Data excerpts:
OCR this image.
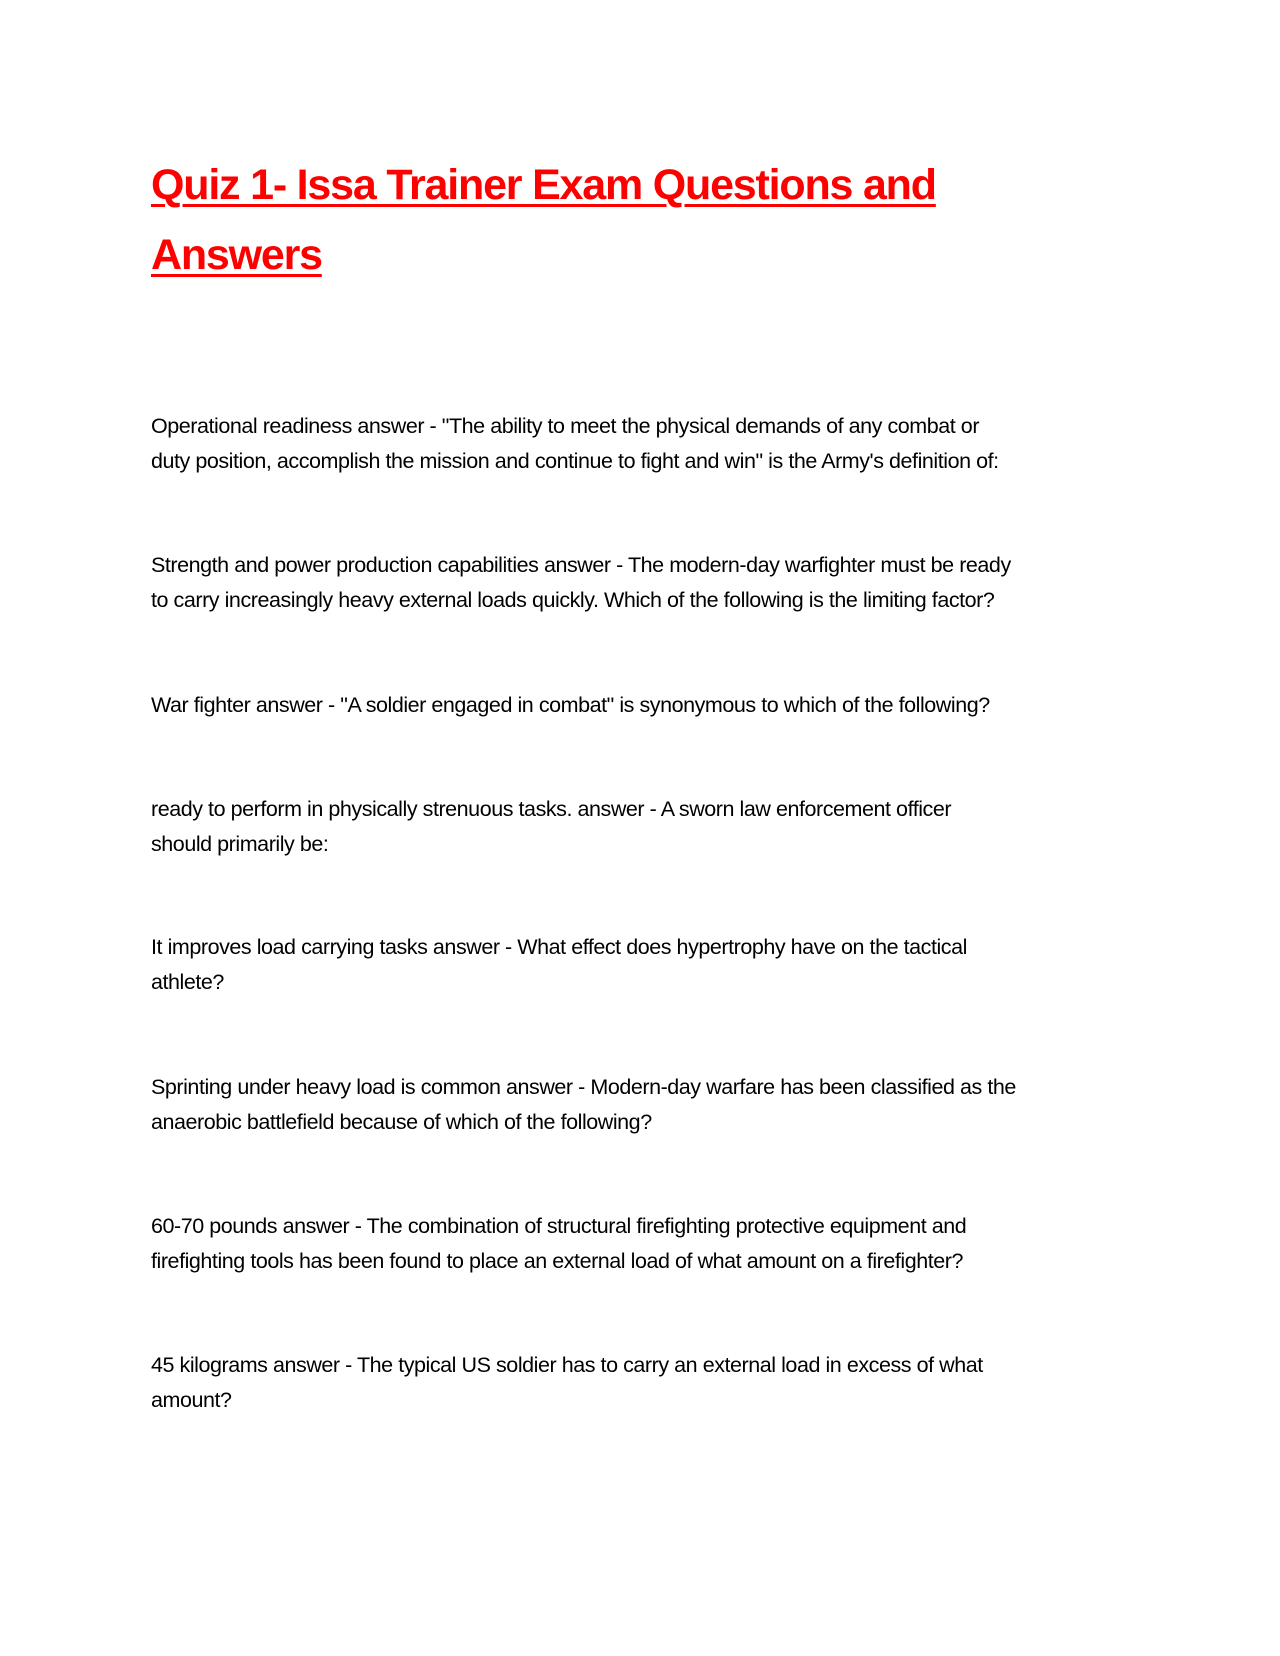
Quiz 1- Issa Trainer Exam Questions and
Answers

Operational readiness answer - "The ability to meet the physical demands of any combat or
duty position, accomplish the mission and continue to fight and win" is the Army's definition of:

Strength and power production capabilities answer - The modern-day warfighter must be ready
to carry increasingly heavy external loads quickly. Which of the following is the limiting factor?

War fighter answer - "A soldier engaged in combat" is synonymous to which of the following?

ready to perform in physically strenuous tasks. answer - A sworn law enforcement officer
should primarily be:

It improves load carrying tasks answer - What effect does hypertrophy have on the tactical
athlete?

Sprinting under heavy load is common answer - Modern-day warfare has been classified as the
anaerobic battlefield because of which of the following?

60-70 pounds answer - The combination of structural firefighting protective equipment and
firefighting tools has been found to place an external load of what amount on a firefighter?

45 kilograms answer - The typical US soldier has to carry an external load in excess of what
amount?
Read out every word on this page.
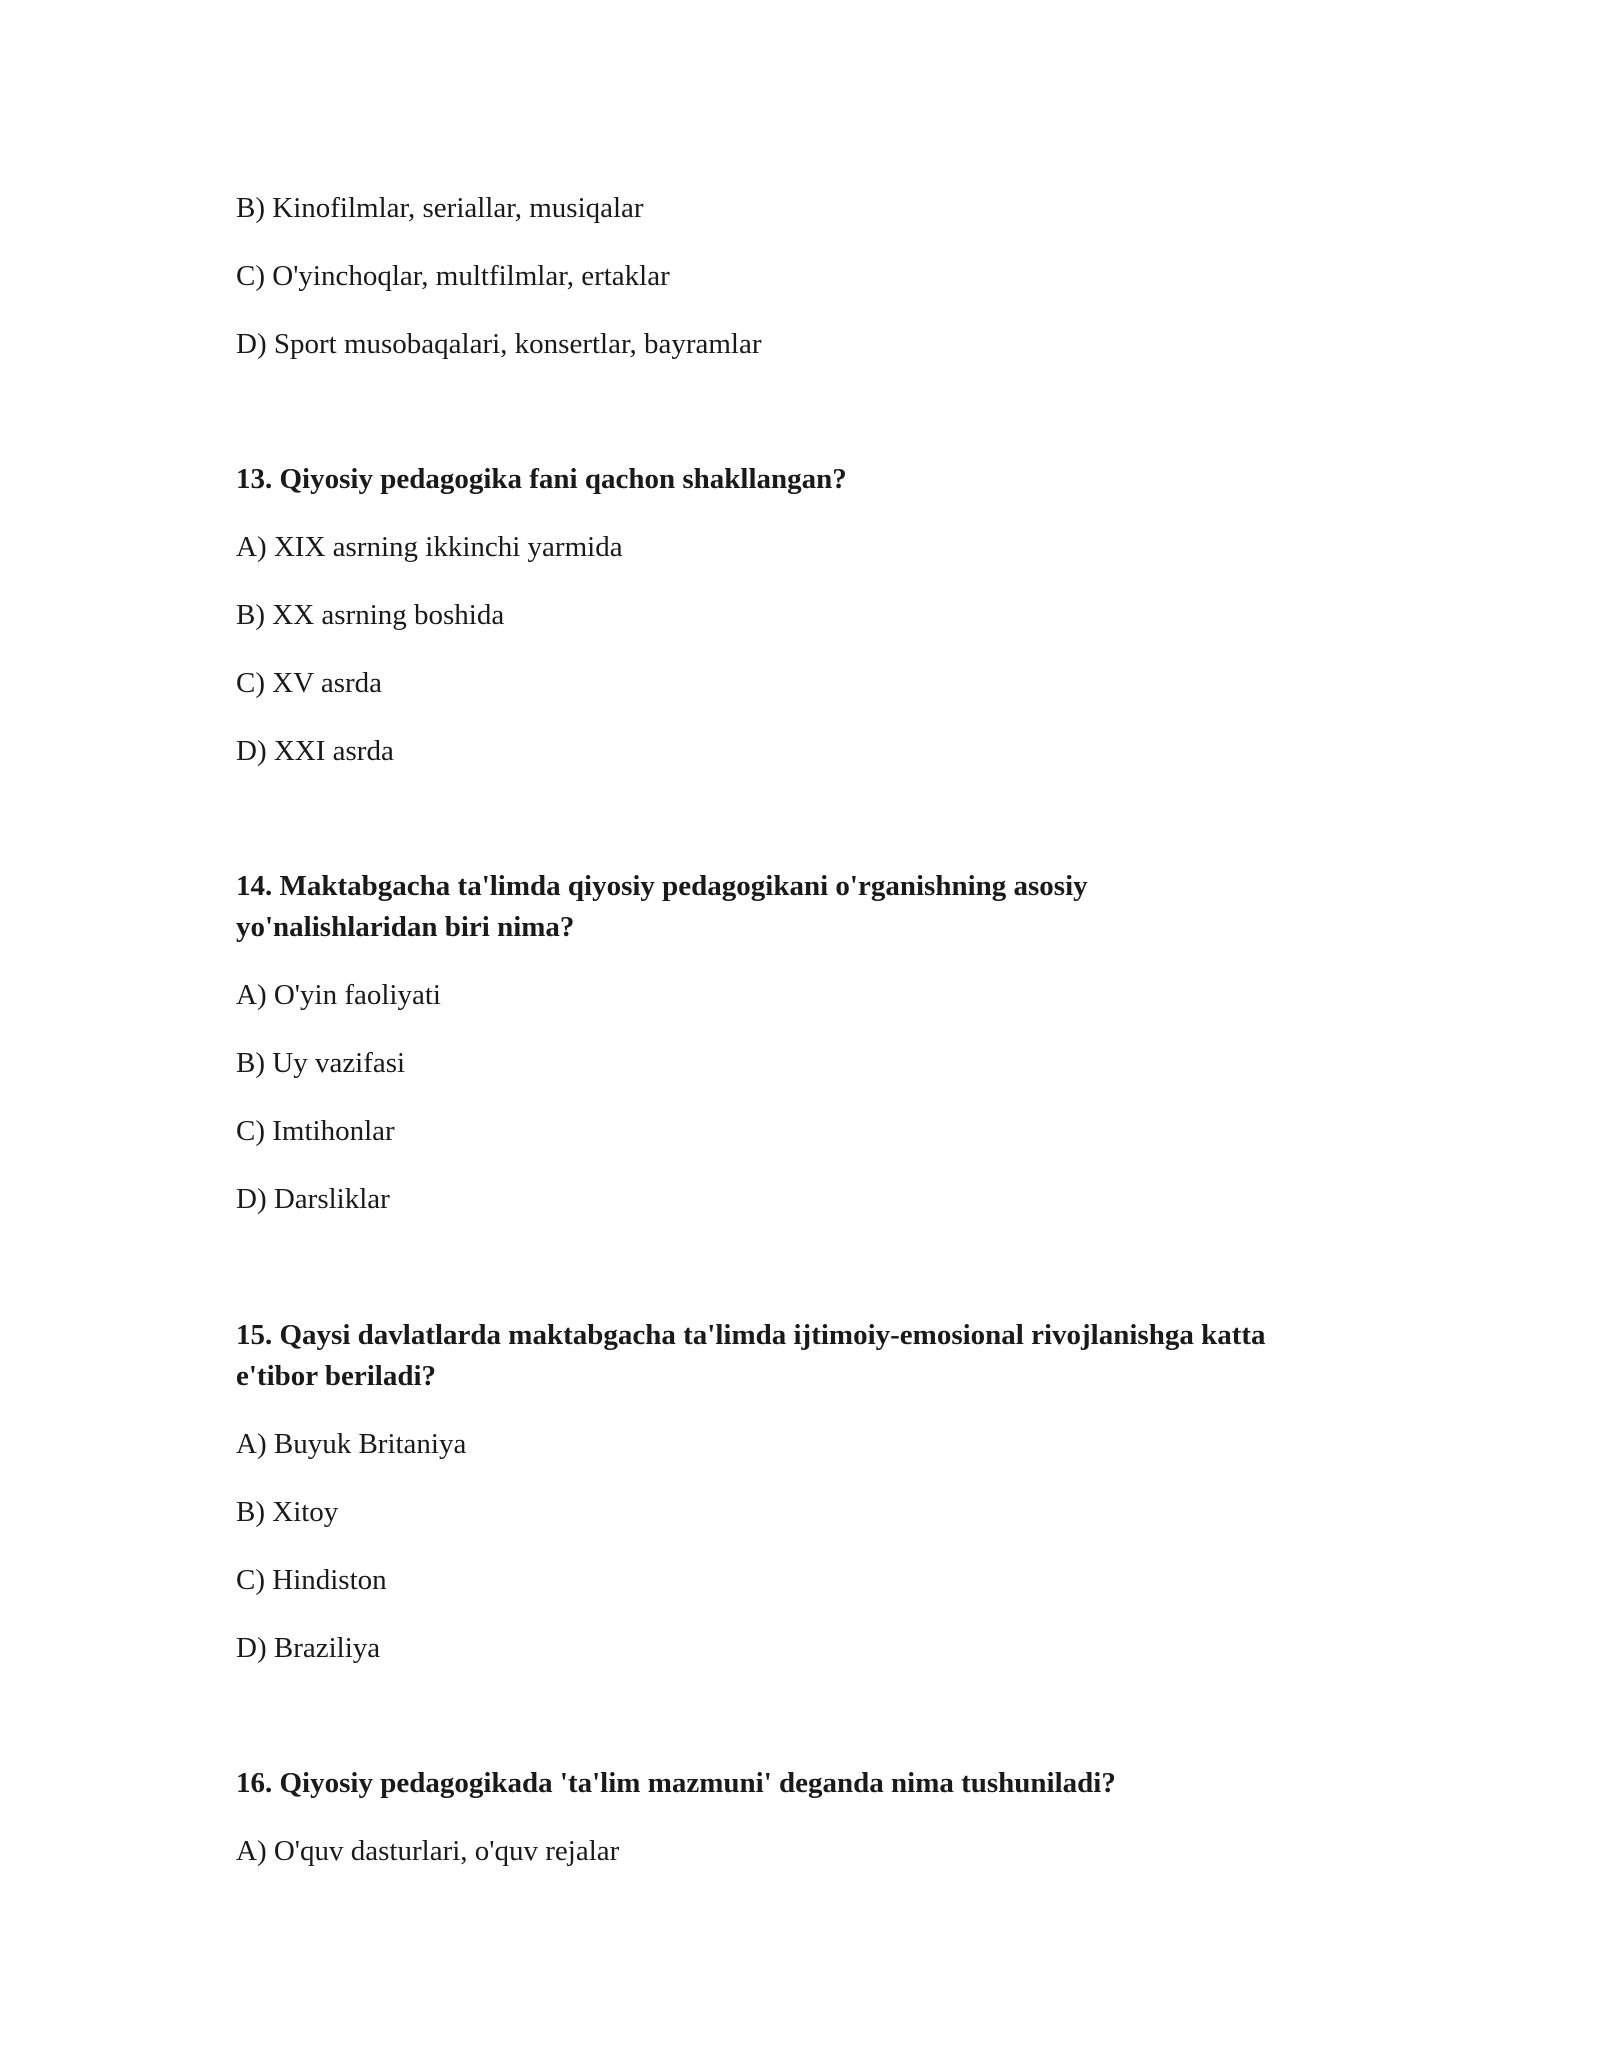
B) Kinofilmlar, seriallar, musiqalar
C) O'yinchoqlar, multfilmlar, ertaklar
D) Sport musobaqalari, konsertlar, bayramlar
13. Qiyosiy pedagogika fani qachon shakllangan?
A) XIX asrning ikkinchi yarmida
B) XX asrning boshida
C) XV asrda
D) XXI asrda
14. Maktabgacha ta'limda qiyosiy pedagogikani o'rganishning asosiy
yo'nalishlaridan biri nima?
A) O'yin faoliyati
B) Uy vazifasi
C) Imtihonlar
D) Darsliklar
15. Qaysi davlatlarda maktabgacha ta'limda ijtimoiy-emosional rivojlanishga katta
e'tibor beriladi?
A) Buyuk Britaniya
B) Xitoy
C) Hindiston
D) Braziliya
16. Qiyosiy pedagogikada 'ta'lim mazmuni' deganda nima tushuniladi?
A) O'quv dasturlari, o'quv rejalar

**Exercise objective**. Show every line of the listing in which the string "ready" can be found.

**Result below**.
Strength and power production capabilities answer - The modern-day warfighter must be ready
ready to perform in physically strenuous tasks. answer - A sworn law enforcement officer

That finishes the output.